## TASK
Render the records as a numbered list, from the first line through the line containing "Bar <box>720 75 728 229</box>", including both ends and omitting any blank lines.
□ □ □ □ □ □ □
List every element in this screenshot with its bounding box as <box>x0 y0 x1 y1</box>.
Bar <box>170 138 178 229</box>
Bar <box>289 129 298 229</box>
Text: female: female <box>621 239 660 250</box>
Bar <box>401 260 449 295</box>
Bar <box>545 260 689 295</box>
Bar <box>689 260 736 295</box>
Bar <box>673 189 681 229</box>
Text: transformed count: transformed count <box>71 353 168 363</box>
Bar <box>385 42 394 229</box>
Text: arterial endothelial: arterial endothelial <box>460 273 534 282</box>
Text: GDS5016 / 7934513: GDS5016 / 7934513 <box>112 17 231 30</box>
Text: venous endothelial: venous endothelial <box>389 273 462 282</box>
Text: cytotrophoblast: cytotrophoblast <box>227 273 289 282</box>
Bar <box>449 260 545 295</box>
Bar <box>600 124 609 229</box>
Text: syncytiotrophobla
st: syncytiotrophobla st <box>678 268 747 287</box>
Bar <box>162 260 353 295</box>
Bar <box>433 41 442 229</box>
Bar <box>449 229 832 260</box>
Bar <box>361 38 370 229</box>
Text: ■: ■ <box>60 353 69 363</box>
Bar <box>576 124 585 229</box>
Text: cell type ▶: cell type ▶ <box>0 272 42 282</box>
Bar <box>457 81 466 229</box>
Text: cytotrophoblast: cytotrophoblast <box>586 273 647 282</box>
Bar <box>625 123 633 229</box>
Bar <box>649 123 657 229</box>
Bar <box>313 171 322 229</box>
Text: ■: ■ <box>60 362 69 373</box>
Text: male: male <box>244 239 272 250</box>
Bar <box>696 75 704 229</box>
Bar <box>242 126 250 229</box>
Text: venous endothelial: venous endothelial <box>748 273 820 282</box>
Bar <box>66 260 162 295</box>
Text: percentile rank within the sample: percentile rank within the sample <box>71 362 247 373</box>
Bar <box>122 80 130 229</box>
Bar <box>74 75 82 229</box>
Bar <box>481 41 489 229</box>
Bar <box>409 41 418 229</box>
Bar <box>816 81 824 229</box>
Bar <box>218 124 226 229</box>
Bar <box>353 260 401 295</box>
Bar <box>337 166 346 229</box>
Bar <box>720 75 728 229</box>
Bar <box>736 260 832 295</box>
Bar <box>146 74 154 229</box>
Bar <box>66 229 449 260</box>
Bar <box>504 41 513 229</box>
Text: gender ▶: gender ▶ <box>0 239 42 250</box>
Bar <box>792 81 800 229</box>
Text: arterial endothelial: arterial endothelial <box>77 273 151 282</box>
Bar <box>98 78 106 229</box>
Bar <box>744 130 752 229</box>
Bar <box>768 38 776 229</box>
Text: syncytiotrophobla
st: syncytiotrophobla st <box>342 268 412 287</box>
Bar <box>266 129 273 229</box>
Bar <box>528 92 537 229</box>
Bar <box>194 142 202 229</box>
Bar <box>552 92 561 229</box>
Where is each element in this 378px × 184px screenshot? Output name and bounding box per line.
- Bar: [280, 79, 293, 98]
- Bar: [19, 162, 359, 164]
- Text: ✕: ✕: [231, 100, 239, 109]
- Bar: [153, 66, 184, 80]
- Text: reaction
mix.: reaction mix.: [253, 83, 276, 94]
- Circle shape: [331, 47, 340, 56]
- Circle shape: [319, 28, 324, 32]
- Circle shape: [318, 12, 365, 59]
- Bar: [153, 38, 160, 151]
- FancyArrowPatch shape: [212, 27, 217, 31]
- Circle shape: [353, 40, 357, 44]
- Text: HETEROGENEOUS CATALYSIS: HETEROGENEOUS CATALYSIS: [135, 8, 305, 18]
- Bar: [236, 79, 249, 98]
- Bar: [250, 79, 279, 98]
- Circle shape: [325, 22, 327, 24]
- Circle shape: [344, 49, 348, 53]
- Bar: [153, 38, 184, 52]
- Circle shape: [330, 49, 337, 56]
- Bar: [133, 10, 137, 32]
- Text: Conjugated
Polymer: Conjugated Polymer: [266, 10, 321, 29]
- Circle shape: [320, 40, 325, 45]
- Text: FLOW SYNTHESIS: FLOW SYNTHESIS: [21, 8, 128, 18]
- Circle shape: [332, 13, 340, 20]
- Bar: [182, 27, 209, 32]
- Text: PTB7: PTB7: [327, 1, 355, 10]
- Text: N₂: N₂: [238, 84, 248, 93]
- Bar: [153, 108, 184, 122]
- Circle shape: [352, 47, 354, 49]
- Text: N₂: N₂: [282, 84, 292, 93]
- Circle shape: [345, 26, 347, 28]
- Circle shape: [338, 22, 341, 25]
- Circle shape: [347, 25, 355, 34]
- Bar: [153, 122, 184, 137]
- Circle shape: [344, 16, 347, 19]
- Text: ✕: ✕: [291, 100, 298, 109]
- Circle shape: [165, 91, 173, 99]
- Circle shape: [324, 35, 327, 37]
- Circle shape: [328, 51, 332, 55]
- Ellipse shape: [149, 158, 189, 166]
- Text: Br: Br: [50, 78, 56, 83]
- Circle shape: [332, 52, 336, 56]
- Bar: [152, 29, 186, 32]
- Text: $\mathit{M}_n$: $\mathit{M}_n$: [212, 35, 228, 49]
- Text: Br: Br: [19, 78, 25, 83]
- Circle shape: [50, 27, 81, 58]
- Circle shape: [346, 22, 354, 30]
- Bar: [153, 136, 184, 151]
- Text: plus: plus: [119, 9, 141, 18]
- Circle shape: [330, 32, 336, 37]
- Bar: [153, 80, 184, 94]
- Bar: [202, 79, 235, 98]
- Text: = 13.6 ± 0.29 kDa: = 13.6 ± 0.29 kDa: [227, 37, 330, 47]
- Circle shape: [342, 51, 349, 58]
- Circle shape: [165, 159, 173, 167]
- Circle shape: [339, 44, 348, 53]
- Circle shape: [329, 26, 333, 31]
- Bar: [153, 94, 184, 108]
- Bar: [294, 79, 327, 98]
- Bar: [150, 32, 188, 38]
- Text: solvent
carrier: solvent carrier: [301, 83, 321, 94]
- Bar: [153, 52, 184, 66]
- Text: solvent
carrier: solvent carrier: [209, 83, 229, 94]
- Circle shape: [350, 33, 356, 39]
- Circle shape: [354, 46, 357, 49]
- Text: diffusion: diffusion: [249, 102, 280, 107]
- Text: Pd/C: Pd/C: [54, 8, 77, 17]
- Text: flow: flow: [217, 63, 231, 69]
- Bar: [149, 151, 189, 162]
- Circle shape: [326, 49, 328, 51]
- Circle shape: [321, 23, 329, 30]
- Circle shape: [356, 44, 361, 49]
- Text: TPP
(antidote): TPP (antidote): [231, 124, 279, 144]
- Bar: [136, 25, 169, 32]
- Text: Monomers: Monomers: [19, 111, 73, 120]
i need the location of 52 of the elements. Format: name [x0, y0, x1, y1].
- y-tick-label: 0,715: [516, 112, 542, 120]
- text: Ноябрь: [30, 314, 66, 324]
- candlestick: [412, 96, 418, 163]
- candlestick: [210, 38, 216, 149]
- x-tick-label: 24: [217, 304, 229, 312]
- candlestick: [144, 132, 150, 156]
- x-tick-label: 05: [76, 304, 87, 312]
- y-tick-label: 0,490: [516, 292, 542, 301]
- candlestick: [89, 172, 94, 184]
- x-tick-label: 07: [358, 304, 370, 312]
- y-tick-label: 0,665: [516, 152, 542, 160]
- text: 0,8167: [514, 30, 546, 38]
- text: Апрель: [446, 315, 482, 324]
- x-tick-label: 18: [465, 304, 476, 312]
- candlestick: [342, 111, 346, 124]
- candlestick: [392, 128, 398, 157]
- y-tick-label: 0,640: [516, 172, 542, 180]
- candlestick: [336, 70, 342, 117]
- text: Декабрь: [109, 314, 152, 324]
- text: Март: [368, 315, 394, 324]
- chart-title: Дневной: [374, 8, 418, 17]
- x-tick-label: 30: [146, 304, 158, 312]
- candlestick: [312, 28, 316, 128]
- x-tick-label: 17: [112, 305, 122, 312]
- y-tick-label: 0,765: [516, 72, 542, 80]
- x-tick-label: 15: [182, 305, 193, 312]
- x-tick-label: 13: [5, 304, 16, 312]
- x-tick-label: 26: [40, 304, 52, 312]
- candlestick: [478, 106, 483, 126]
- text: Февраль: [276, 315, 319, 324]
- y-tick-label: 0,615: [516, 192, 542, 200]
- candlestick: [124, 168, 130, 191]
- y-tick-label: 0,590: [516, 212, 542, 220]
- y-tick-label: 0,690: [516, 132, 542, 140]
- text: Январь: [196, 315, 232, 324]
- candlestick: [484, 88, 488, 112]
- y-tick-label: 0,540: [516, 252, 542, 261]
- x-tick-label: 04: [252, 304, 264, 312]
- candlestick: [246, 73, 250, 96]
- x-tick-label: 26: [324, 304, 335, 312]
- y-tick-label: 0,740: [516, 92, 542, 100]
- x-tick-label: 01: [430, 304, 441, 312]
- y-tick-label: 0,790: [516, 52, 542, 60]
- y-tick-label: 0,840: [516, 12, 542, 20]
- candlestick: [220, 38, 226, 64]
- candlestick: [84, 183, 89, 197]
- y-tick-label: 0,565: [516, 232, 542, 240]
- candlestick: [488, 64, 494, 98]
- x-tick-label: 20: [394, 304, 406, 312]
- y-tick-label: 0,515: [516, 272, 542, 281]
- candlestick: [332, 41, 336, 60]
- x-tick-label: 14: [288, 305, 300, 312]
□ □ □ □ □ □ □
## REPLY TO THE EXERCISE
1. List every element in this screenshot with its bounding box as <box>x0 y0 x1 y1</box>.
2. Bar <box>170 138 178 229</box>
3. Bar <box>289 129 298 229</box>
4. Text: female: female <box>621 239 660 250</box>
5. Bar <box>401 260 449 295</box>
6. Bar <box>545 260 689 295</box>
7. Bar <box>689 260 736 295</box>
8. Bar <box>673 189 681 229</box>
9. Text: transformed count: transformed count <box>71 353 168 363</box>
10. Bar <box>385 42 394 229</box>
11. Text: arterial endothelial: arterial endothelial <box>460 273 534 282</box>
12. Text: GDS5016 / 7934513: GDS5016 / 7934513 <box>112 17 231 30</box>
13. Text: venous endothelial: venous endothelial <box>389 273 462 282</box>
14. Text: cytotrophoblast: cytotrophoblast <box>227 273 289 282</box>
15. Bar <box>449 260 545 295</box>
16. Bar <box>600 124 609 229</box>
17. Text: syncytiotrophobla
18. st: syncytiotrophobla st <box>678 268 747 287</box>
19. Bar <box>162 260 353 295</box>
20. Bar <box>433 41 442 229</box>
21. Bar <box>449 229 832 260</box>
22. Bar <box>361 38 370 229</box>
23. Text: ■: ■ <box>60 353 69 363</box>
24. Bar <box>576 124 585 229</box>
25. Text: cell type ▶: cell type ▶ <box>0 272 42 282</box>
26. Bar <box>457 81 466 229</box>
27. Text: cytotrophoblast: cytotrophoblast <box>586 273 647 282</box>
28. Bar <box>625 123 633 229</box>
29. Bar <box>649 123 657 229</box>
30. Bar <box>313 171 322 229</box>
31. Text: ■: ■ <box>60 362 69 373</box>
32. Text: male: male <box>244 239 272 250</box>
33. Bar <box>696 75 704 229</box>
34. Bar <box>242 126 250 229</box>
35. Text: venous endothelial: venous endothelial <box>748 273 820 282</box>
36. Bar <box>66 260 162 295</box>
37. Text: percentile rank within the sample: percentile rank within the sample <box>71 362 247 373</box>
38. Bar <box>122 80 130 229</box>
39. Bar <box>74 75 82 229</box>
40. Bar <box>481 41 489 229</box>
41. Bar <box>409 41 418 229</box>
42. Bar <box>816 81 824 229</box>
43. Bar <box>218 124 226 229</box>
44. Bar <box>353 260 401 295</box>
45. Bar <box>337 166 346 229</box>
46. Bar <box>720 75 728 229</box>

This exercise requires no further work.